Return, character for character, the lines from the one bearing "Parse this screenshot: output" through the end of the material. Omit everything before that line.

# start of PROVIDED INFORMATION

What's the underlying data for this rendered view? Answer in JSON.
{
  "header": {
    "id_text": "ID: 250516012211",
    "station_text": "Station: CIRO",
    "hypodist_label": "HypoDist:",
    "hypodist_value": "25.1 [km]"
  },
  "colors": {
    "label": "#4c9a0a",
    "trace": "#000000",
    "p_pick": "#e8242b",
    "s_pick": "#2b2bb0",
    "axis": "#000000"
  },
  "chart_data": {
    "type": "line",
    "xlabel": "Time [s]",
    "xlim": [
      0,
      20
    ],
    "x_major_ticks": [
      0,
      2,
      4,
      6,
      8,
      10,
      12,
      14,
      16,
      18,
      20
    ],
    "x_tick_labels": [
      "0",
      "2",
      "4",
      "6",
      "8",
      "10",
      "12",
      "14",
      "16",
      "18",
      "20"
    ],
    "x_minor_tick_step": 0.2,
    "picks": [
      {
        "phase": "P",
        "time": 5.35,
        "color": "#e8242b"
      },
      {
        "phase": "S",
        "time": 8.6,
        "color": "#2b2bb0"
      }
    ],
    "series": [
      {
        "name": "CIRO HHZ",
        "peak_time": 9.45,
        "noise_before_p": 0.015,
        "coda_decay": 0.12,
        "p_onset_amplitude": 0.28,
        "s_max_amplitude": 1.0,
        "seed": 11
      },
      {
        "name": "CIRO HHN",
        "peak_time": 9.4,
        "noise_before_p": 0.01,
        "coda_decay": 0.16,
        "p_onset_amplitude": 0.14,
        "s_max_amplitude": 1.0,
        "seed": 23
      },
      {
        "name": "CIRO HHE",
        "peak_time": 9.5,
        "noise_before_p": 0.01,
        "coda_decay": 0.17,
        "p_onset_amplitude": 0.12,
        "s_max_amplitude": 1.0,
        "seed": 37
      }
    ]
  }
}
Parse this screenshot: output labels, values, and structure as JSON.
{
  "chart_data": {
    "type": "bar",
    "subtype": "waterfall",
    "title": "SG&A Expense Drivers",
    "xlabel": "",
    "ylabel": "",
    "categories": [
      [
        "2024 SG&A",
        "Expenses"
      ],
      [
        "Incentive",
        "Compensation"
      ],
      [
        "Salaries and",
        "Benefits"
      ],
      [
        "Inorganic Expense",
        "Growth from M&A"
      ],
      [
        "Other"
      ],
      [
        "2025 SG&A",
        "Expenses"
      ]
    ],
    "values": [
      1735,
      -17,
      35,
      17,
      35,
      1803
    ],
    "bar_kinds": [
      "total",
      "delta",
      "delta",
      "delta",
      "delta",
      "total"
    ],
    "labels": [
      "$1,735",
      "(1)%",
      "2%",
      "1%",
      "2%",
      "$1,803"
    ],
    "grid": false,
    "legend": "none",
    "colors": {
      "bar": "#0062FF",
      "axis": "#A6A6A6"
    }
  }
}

# end of PROVIDED INFORMATION

- [TASK RESULT]
Parse this screenshot: output labels, values, and structure as JSON.
{
  "chart_data": {
    "type": "bar",
    "subtype": "waterfall",
    "title": "SG&A Expense Drivers",
    "xlabel": "",
    "ylabel": "",
    "categories": [
      [
        "2024 SG&A",
        "Expenses"
      ],
      [
        "Incentive",
        "Compensation"
      ],
      [
        "Salaries and",
        "Benefits"
      ],
      [
        "Inorganic Expense",
        "Growth from M&A"
      ],
      [
        "Other"
      ],
      [
        "2025 SG&A",
        "Expenses"
      ]
    ],
    "values": [
      1735,
      -17,
      35,
      17,
      35,
      1803
    ],
    "bar_kinds": [
      "total",
      "delta",
      "delta",
      "delta",
      "delta",
      "total"
    ],
    "labels": [
      "$1,735",
      "(1)%",
      "2%",
      "1%",
      "2%",
      "$1,803"
    ],
    "grid": false,
    "legend": "none",
    "colors": {
      "bar": "#0062FF",
      "axis": "#A6A6A6"
    }
  }
}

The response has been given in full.